WRITTEN REQUEST. Would you set down every entry shown below, precisely as written?
Begin DATA SHOWN
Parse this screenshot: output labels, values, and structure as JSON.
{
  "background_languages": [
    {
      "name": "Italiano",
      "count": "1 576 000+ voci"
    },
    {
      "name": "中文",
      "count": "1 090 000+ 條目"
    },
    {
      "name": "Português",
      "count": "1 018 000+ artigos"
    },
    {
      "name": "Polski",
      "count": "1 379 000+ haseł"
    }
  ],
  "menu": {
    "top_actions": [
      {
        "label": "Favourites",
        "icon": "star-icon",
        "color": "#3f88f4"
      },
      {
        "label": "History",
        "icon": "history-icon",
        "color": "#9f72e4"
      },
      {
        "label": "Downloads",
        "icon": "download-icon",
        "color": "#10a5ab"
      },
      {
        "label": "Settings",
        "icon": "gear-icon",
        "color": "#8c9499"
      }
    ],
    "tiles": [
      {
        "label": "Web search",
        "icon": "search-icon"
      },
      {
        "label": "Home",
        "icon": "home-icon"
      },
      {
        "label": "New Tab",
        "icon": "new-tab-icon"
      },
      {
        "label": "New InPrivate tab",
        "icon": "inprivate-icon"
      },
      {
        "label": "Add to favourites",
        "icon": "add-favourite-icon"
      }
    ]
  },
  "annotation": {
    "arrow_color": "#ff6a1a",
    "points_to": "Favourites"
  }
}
End DATA SHOWN
RIGHT ANSWER.
Parse this screenshot: output labels, values, and structure as JSON.
{
  "background_languages": [
    {
      "name": "Italiano",
      "count": "1 576 000+ voci"
    },
    {
      "name": "中文",
      "count": "1 090 000+ 條目"
    },
    {
      "name": "Português",
      "count": "1 018 000+ artigos"
    },
    {
      "name": "Polski",
      "count": "1 379 000+ haseł"
    }
  ],
  "menu": {
    "top_actions": [
      {
        "label": "Favourites",
        "icon": "star-icon",
        "color": "#3f88f4"
      },
      {
        "label": "History",
        "icon": "history-icon",
        "color": "#9f72e4"
      },
      {
        "label": "Downloads",
        "icon": "download-icon",
        "color": "#10a5ab"
      },
      {
        "label": "Settings",
        "icon": "gear-icon",
        "color": "#8c9499"
      }
    ],
    "tiles": [
      {
        "label": "Web search",
        "icon": "search-icon"
      },
      {
        "label": "Home",
        "icon": "home-icon"
      },
      {
        "label": "New Tab",
        "icon": "new-tab-icon"
      },
      {
        "label": "New InPrivate tab",
        "icon": "inprivate-icon"
      },
      {
        "label": "Add to favourites",
        "icon": "add-favourite-icon"
      }
    ]
  },
  "annotation": {
    "arrow_color": "#ff6a1a",
    "points_to": "Favourites"
  }
}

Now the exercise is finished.